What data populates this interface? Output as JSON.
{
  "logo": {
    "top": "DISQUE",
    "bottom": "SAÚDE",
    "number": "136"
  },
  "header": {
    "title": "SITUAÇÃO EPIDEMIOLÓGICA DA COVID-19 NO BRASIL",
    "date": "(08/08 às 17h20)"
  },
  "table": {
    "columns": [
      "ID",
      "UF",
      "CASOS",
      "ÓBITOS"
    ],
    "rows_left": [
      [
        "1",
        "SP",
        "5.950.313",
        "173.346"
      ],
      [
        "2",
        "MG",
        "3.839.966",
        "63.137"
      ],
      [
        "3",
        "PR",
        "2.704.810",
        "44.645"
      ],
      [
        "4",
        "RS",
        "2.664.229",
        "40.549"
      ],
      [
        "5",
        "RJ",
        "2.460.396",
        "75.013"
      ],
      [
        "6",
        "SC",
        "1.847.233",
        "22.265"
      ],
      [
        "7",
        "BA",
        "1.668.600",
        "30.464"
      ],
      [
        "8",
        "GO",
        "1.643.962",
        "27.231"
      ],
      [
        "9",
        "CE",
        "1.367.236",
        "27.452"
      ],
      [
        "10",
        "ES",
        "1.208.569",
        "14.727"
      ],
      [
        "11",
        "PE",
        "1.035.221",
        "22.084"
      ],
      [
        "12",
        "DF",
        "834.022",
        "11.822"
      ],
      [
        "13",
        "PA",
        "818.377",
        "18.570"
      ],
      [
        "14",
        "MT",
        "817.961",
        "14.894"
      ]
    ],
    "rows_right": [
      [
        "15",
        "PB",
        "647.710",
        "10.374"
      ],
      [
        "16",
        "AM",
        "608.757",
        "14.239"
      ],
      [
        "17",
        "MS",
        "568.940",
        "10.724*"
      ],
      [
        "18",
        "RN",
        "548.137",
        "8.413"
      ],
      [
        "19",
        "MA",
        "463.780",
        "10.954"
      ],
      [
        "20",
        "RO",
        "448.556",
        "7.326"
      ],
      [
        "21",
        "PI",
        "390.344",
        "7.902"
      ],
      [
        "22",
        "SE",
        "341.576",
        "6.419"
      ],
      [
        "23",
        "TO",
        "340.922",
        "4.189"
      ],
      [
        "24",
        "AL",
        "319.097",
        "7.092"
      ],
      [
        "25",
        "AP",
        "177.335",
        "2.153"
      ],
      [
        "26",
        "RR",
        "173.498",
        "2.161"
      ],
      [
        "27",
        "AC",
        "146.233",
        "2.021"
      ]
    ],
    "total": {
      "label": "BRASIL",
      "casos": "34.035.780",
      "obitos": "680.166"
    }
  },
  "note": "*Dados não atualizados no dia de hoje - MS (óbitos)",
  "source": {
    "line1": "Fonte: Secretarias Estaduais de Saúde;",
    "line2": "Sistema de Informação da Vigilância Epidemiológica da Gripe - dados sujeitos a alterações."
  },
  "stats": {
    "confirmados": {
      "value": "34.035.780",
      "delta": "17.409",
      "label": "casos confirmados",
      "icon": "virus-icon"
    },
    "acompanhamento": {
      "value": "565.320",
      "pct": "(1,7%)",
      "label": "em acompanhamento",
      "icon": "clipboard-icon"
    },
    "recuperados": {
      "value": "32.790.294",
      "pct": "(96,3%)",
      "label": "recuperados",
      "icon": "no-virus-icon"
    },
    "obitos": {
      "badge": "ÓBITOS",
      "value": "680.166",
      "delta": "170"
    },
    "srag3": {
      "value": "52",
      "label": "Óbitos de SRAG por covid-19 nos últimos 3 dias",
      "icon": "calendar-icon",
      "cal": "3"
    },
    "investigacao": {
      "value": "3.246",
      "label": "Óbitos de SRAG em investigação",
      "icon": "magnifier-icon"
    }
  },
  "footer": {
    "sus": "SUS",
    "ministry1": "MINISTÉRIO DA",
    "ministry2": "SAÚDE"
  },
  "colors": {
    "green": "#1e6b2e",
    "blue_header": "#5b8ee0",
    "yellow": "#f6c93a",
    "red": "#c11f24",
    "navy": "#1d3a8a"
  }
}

-*-*-

▸ Try it
When the material above is given again, every line must match it exactly.

▸ Solution for this problem
What data populates this interface? Output as JSON.
{
  "logo": {
    "top": "DISQUE",
    "bottom": "SAÚDE",
    "number": "136"
  },
  "header": {
    "title": "SITUAÇÃO EPIDEMIOLÓGICA DA COVID-19 NO BRASIL",
    "date": "(08/08 às 17h20)"
  },
  "table": {
    "columns": [
      "ID",
      "UF",
      "CASOS",
      "ÓBITOS"
    ],
    "rows_left": [
      [
        "1",
        "SP",
        "5.950.313",
        "173.346"
      ],
      [
        "2",
        "MG",
        "3.839.966",
        "63.137"
      ],
      [
        "3",
        "PR",
        "2.704.810",
        "44.645"
      ],
      [
        "4",
        "RS",
        "2.664.229",
        "40.549"
      ],
      [
        "5",
        "RJ",
        "2.460.396",
        "75.013"
      ],
      [
        "6",
        "SC",
        "1.847.233",
        "22.265"
      ],
      [
        "7",
        "BA",
        "1.668.600",
        "30.464"
      ],
      [
        "8",
        "GO",
        "1.643.962",
        "27.231"
      ],
      [
        "9",
        "CE",
        "1.367.236",
        "27.452"
      ],
      [
        "10",
        "ES",
        "1.208.569",
        "14.727"
      ],
      [
        "11",
        "PE",
        "1.035.221",
        "22.084"
      ],
      [
        "12",
        "DF",
        "834.022",
        "11.822"
      ],
      [
        "13",
        "PA",
        "818.377",
        "18.570"
      ],
      [
        "14",
        "MT",
        "817.961",
        "14.894"
      ]
    ],
    "rows_right": [
      [
        "15",
        "PB",
        "647.710",
        "10.374"
      ],
      [
        "16",
        "AM",
        "608.757",
        "14.239"
      ],
      [
        "17",
        "MS",
        "568.940",
        "10.724*"
      ],
      [
        "18",
        "RN",
        "548.137",
        "8.413"
      ],
      [
        "19",
        "MA",
        "463.780",
        "10.954"
      ],
      [
        "20",
        "RO",
        "448.556",
        "7.326"
      ],
      [
        "21",
        "PI",
        "390.344",
        "7.902"
      ],
      [
        "22",
        "SE",
        "341.576",
        "6.419"
      ],
      [
        "23",
        "TO",
        "340.922",
        "4.189"
      ],
      [
        "24",
        "AL",
        "319.097",
        "7.092"
      ],
      [
        "25",
        "AP",
        "177.335",
        "2.153"
      ],
      [
        "26",
        "RR",
        "173.498",
        "2.161"
      ],
      [
        "27",
        "AC",
        "146.233",
        "2.021"
      ]
    ],
    "total": {
      "label": "BRASIL",
      "casos": "34.035.780",
      "obitos": "680.166"
    }
  },
  "note": "*Dados não atualizados no dia de hoje - MS (óbitos)",
  "source": {
    "line1": "Fonte: Secretarias Estaduais de Saúde;",
    "line2": "Sistema de Informação da Vigilância Epidemiológica da Gripe - dados sujeitos a alterações."
  },
  "stats": {
    "confirmados": {
      "value": "34.035.780",
      "delta": "17.409",
      "label": "casos confirmados",
      "icon": "virus-icon"
    },
    "acompanhamento": {
      "value": "565.320",
      "pct": "(1,7%)",
      "label": "em acompanhamento",
      "icon": "clipboard-icon"
    },
    "recuperados": {
      "value": "32.790.294",
      "pct": "(96,3%)",
      "label": "recuperados",
      "icon": "no-virus-icon"
    },
    "obitos": {
      "badge": "ÓBITOS",
      "value": "680.166",
      "delta": "170"
    },
    "srag3": {
      "value": "52",
      "label": "Óbitos de SRAG por covid-19 nos últimos 3 dias",
      "icon": "calendar-icon",
      "cal": "3"
    },
    "investigacao": {
      "value": "3.246",
      "label": "Óbitos de SRAG em investigação",
      "icon": "magnifier-icon"
    }
  },
  "footer": {
    "sus": "SUS",
    "ministry1": "MINISTÉRIO DA",
    "ministry2": "SAÚDE"
  },
  "colors": {
    "green": "#1e6b2e",
    "blue_header": "#5b8ee0",
    "yellow": "#f6c93a",
    "red": "#c11f24",
    "navy": "#1d3a8a"
  }
}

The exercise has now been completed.